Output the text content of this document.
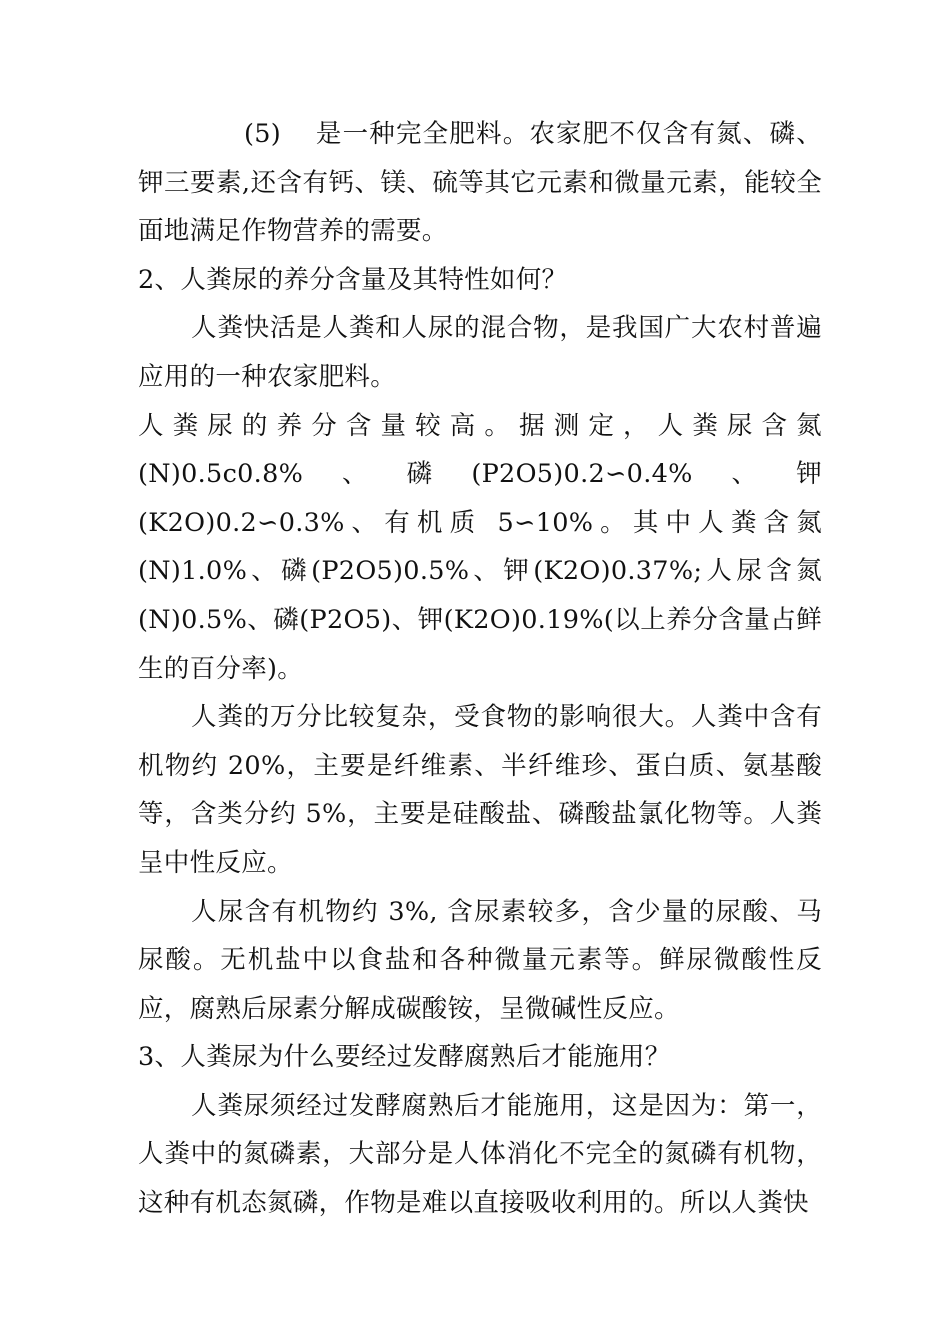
(5) 是一种完全肥料。农家肥不仅含有氮、磷、钾三要素,还含有钙、镁、硫等其它元素和微量元素，能较全面地满足作物营养的需要。

2、人粪尿的养分含量及其特性如何？

人粪快活是人粪和人尿的混合物，是我国广大农村普遍应用的一种农家肥料。

人粪尿的养分含量较高。据测定，人粪尿含氮(N)0.5c0.8%、磷(P2O5)0.2∽0.4%、钾(K2O)0.2∽0.3%、有机质 5∽10%。其中人粪含氮(N)1.0%、磷(P2O5)0.5%、钾(K2O)0.37%;人尿含氮(N)0.5%、磷(P2O5)、钾(K2O)0.19%(以上养分含量占鲜生的百分率)。

人粪的万分比较复杂，受食物的影响很大。人粪中含有机物约 20%，主要是纤维素、半纤维珍、蛋白质、氨基酸等，含类分约 5%，主要是硅酸盐、磷酸盐氯化物等。人粪呈中性反应。

人尿含有机物约 3%, 含尿素较多，含少量的尿酸、马尿酸。无机盐中以食盐和各种微量元素等。鲜尿微酸性反应，腐熟后尿素分解成碳酸铵，呈微碱性反应。

3、人粪尿为什么要经过发酵腐熟后才能施用？

人粪尿须经过发酵腐熟后才能施用，这是因为：第一，人粪中的氮磷素，大部分是人体消化不完全的氮磷有机物，这种有机态氮磷，作物是难以直接吸收利用的。所以人粪快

★ ★ ★ ★

*To be done*
Generate a word-for-word copy of the preceding records, excluding all pictures.

*Output of the exercise*
Output the text content of this document.
(5) 是一种完全肥料。农家肥不仅含有氮、磷、钾三要素,还含有钙、镁、硫等其它元素和微量元素，能较全面地满足作物营养的需要。

2、人粪尿的养分含量及其特性如何？

人粪快活是人粪和人尿的混合物，是我国广大农村普遍应用的一种农家肥料。

人粪尿的养分含量较高。据测定，人粪尿含氮(N)0.5c0.8%、磷(P2O5)0.2∽0.4%、钾(K2O)0.2∽0.3%、有机质 5∽10%。其中人粪含氮(N)1.0%、磷(P2O5)0.5%、钾(K2O)0.37%;人尿含氮(N)0.5%、磷(P2O5)、钾(K2O)0.19%(以上养分含量占鲜生的百分率)。

人粪的万分比较复杂，受食物的影响很大。人粪中含有机物约 20%，主要是纤维素、半纤维珍、蛋白质、氨基酸等，含类分约 5%，主要是硅酸盐、磷酸盐氯化物等。人粪呈中性反应。

人尿含有机物约 3%, 含尿素较多，含少量的尿酸、马尿酸。无机盐中以食盐和各种微量元素等。鲜尿微酸性反应，腐熟后尿素分解成碳酸铵，呈微碱性反应。

3、人粪尿为什么要经过发酵腐熟后才能施用？

人粪尿须经过发酵腐熟后才能施用，这是因为：第一，人粪中的氮磷素，大部分是人体消化不完全的氮磷有机物，这种有机态氮磷，作物是难以直接吸收利用的。所以人粪快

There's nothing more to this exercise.